EXERCISE: Repeat the lines that follow, leaving nothing out.

MATERIAL FOR THIS TASK:

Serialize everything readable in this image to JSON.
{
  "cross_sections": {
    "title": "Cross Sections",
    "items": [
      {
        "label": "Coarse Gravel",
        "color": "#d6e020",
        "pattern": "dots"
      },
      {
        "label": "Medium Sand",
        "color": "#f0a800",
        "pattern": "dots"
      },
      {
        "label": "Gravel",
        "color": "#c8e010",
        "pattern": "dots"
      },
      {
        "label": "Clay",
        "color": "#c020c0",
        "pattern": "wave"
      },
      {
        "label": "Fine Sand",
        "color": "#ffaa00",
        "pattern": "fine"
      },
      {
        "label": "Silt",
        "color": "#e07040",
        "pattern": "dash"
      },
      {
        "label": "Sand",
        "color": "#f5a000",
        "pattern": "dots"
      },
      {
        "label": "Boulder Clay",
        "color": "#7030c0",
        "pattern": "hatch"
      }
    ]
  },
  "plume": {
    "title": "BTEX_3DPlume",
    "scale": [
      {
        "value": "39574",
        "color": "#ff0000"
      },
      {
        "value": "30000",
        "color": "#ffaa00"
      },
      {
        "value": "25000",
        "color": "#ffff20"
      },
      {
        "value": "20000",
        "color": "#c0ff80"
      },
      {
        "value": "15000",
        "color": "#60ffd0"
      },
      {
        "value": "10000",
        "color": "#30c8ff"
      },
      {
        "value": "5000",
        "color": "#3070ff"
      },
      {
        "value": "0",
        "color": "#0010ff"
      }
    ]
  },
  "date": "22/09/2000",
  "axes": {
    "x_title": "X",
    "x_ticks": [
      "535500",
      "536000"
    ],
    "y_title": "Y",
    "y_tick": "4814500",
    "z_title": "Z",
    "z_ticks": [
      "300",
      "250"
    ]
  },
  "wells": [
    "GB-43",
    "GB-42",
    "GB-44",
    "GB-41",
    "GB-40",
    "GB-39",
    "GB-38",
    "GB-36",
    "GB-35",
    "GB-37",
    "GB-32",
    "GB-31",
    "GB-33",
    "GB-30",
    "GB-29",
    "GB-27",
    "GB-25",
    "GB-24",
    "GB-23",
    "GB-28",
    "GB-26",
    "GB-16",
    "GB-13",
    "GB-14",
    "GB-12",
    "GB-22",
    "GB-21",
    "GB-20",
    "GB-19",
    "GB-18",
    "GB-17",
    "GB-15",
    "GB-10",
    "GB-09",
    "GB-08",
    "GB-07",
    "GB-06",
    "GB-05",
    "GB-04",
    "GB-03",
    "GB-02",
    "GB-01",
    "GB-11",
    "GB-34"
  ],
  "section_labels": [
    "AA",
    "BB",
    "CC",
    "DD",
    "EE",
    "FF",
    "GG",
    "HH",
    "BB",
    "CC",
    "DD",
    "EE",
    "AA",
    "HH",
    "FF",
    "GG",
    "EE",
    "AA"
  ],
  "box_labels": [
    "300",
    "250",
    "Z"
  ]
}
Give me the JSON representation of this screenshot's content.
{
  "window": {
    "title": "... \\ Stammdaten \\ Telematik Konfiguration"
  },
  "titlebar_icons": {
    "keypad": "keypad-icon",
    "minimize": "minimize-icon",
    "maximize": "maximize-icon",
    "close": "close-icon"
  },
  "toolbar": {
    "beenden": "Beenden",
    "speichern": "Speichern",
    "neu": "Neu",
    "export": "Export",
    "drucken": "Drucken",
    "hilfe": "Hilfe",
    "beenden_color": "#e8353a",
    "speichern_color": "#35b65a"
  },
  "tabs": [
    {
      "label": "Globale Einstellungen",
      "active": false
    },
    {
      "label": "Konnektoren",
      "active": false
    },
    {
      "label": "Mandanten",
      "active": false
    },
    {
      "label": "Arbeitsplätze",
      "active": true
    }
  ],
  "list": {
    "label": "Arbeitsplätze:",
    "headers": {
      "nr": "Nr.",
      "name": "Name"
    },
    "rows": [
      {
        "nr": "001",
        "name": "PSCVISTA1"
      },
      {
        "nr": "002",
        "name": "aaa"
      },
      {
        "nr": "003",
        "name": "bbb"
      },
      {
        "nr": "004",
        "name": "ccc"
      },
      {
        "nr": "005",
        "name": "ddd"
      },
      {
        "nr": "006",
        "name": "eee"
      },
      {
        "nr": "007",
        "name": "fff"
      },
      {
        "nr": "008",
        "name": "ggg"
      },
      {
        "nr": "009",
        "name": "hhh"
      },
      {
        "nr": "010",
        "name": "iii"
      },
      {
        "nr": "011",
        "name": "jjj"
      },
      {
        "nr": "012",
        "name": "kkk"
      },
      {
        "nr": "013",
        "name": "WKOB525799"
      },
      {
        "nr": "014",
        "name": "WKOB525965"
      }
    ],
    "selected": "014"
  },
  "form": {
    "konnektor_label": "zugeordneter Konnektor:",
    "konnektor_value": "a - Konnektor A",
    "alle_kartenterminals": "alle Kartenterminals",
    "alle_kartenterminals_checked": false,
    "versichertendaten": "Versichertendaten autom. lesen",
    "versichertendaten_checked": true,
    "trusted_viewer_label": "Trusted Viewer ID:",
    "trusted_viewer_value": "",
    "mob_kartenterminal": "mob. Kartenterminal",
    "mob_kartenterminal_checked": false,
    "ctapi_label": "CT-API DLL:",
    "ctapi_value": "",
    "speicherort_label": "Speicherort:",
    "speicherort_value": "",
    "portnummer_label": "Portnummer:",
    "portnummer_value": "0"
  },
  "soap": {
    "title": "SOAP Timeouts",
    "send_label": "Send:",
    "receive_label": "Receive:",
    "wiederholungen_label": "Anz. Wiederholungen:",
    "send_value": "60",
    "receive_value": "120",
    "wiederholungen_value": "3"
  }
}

SOLUTION:
Serialize everything readable in this image to JSON.
{
  "cross_sections": {
    "title": "Cross Sections",
    "items": [
      {
        "label": "Coarse Gravel",
        "color": "#d6e020",
        "pattern": "dots"
      },
      {
        "label": "Medium Sand",
        "color": "#f0a800",
        "pattern": "dots"
      },
      {
        "label": "Gravel",
        "color": "#c8e010",
        "pattern": "dots"
      },
      {
        "label": "Clay",
        "color": "#c020c0",
        "pattern": "wave"
      },
      {
        "label": "Fine Sand",
        "color": "#ffaa00",
        "pattern": "fine"
      },
      {
        "label": "Silt",
        "color": "#e07040",
        "pattern": "dash"
      },
      {
        "label": "Sand",
        "color": "#f5a000",
        "pattern": "dots"
      },
      {
        "label": "Boulder Clay",
        "color": "#7030c0",
        "pattern": "hatch"
      }
    ]
  },
  "plume": {
    "title": "BTEX_3DPlume",
    "scale": [
      {
        "value": "39574",
        "color": "#ff0000"
      },
      {
        "value": "30000",
        "color": "#ffaa00"
      },
      {
        "value": "25000",
        "color": "#ffff20"
      },
      {
        "value": "20000",
        "color": "#c0ff80"
      },
      {
        "value": "15000",
        "color": "#60ffd0"
      },
      {
        "value": "10000",
        "color": "#30c8ff"
      },
      {
        "value": "5000",
        "color": "#3070ff"
      },
      {
        "value": "0",
        "color": "#0010ff"
      }
    ]
  },
  "date": "22/09/2000",
  "axes": {
    "x_title": "X",
    "x_ticks": [
      "535500",
      "536000"
    ],
    "y_title": "Y",
    "y_tick": "4814500",
    "z_title": "Z",
    "z_ticks": [
      "300",
      "250"
    ]
  },
  "wells": [
    "GB-43",
    "GB-42",
    "GB-44",
    "GB-41",
    "GB-40",
    "GB-39",
    "GB-38",
    "GB-36",
    "GB-35",
    "GB-37",
    "GB-32",
    "GB-31",
    "GB-33",
    "GB-30",
    "GB-29",
    "GB-27",
    "GB-25",
    "GB-24",
    "GB-23",
    "GB-28",
    "GB-26",
    "GB-16",
    "GB-13",
    "GB-14",
    "GB-12",
    "GB-22",
    "GB-21",
    "GB-20",
    "GB-19",
    "GB-18",
    "GB-17",
    "GB-15",
    "GB-10",
    "GB-09",
    "GB-08",
    "GB-07",
    "GB-06",
    "GB-05",
    "GB-04",
    "GB-03",
    "GB-02",
    "GB-01",
    "GB-11",
    "GB-34"
  ],
  "section_labels": [
    "AA",
    "BB",
    "CC",
    "DD",
    "EE",
    "FF",
    "GG",
    "HH",
    "BB",
    "CC",
    "DD",
    "EE",
    "AA",
    "HH",
    "FF",
    "GG",
    "EE",
    "AA"
  ],
  "box_labels": [
    "300",
    "250",
    "Z"
  ]
}
Give me the JSON representation of this screenshot's content.
{
  "window": {
    "title": "... \\ Stammdaten \\ Telematik Konfiguration"
  },
  "titlebar_icons": {
    "keypad": "keypad-icon",
    "minimize": "minimize-icon",
    "maximize": "maximize-icon",
    "close": "close-icon"
  },
  "toolbar": {
    "beenden": "Beenden",
    "speichern": "Speichern",
    "neu": "Neu",
    "export": "Export",
    "drucken": "Drucken",
    "hilfe": "Hilfe",
    "beenden_color": "#e8353a",
    "speichern_color": "#35b65a"
  },
  "tabs": [
    {
      "label": "Globale Einstellungen",
      "active": false
    },
    {
      "label": "Konnektoren",
      "active": false
    },
    {
      "label": "Mandanten",
      "active": false
    },
    {
      "label": "Arbeitsplätze",
      "active": true
    }
  ],
  "list": {
    "label": "Arbeitsplätze:",
    "headers": {
      "nr": "Nr.",
      "name": "Name"
    },
    "rows": [
      {
        "nr": "001",
        "name": "PSCVISTA1"
      },
      {
        "nr": "002",
        "name": "aaa"
      },
      {
        "nr": "003",
        "name": "bbb"
      },
      {
        "nr": "004",
        "name": "ccc"
      },
      {
        "nr": "005",
        "name": "ddd"
      },
      {
        "nr": "006",
        "name": "eee"
      },
      {
        "nr": "007",
        "name": "fff"
      },
      {
        "nr": "008",
        "name": "ggg"
      },
      {
        "nr": "009",
        "name": "hhh"
      },
      {
        "nr": "010",
        "name": "iii"
      },
      {
        "nr": "011",
        "name": "jjj"
      },
      {
        "nr": "012",
        "name": "kkk"
      },
      {
        "nr": "013",
        "name": "WKOB525799"
      },
      {
        "nr": "014",
        "name": "WKOB525965"
      }
    ],
    "selected": "014"
  },
  "form": {
    "konnektor_label": "zugeordneter Konnektor:",
    "konnektor_value": "a - Konnektor A",
    "alle_kartenterminals": "alle Kartenterminals",
    "alle_kartenterminals_checked": false,
    "versichertendaten": "Versichertendaten autom. lesen",
    "versichertendaten_checked": true,
    "trusted_viewer_label": "Trusted Viewer ID:",
    "trusted_viewer_value": "",
    "mob_kartenterminal": "mob. Kartenterminal",
    "mob_kartenterminal_checked": false,
    "ctapi_label": "CT-API DLL:",
    "ctapi_value": "",
    "speicherort_label": "Speicherort:",
    "speicherort_value": "",
    "portnummer_label": "Portnummer:",
    "portnummer_value": "0"
  },
  "soap": {
    "title": "SOAP Timeouts",
    "send_label": "Send:",
    "receive_label": "Receive:",
    "wiederholungen_label": "Anz. Wiederholungen:",
    "send_value": "60",
    "receive_value": "120",
    "wiederholungen_value": "3"
  }
}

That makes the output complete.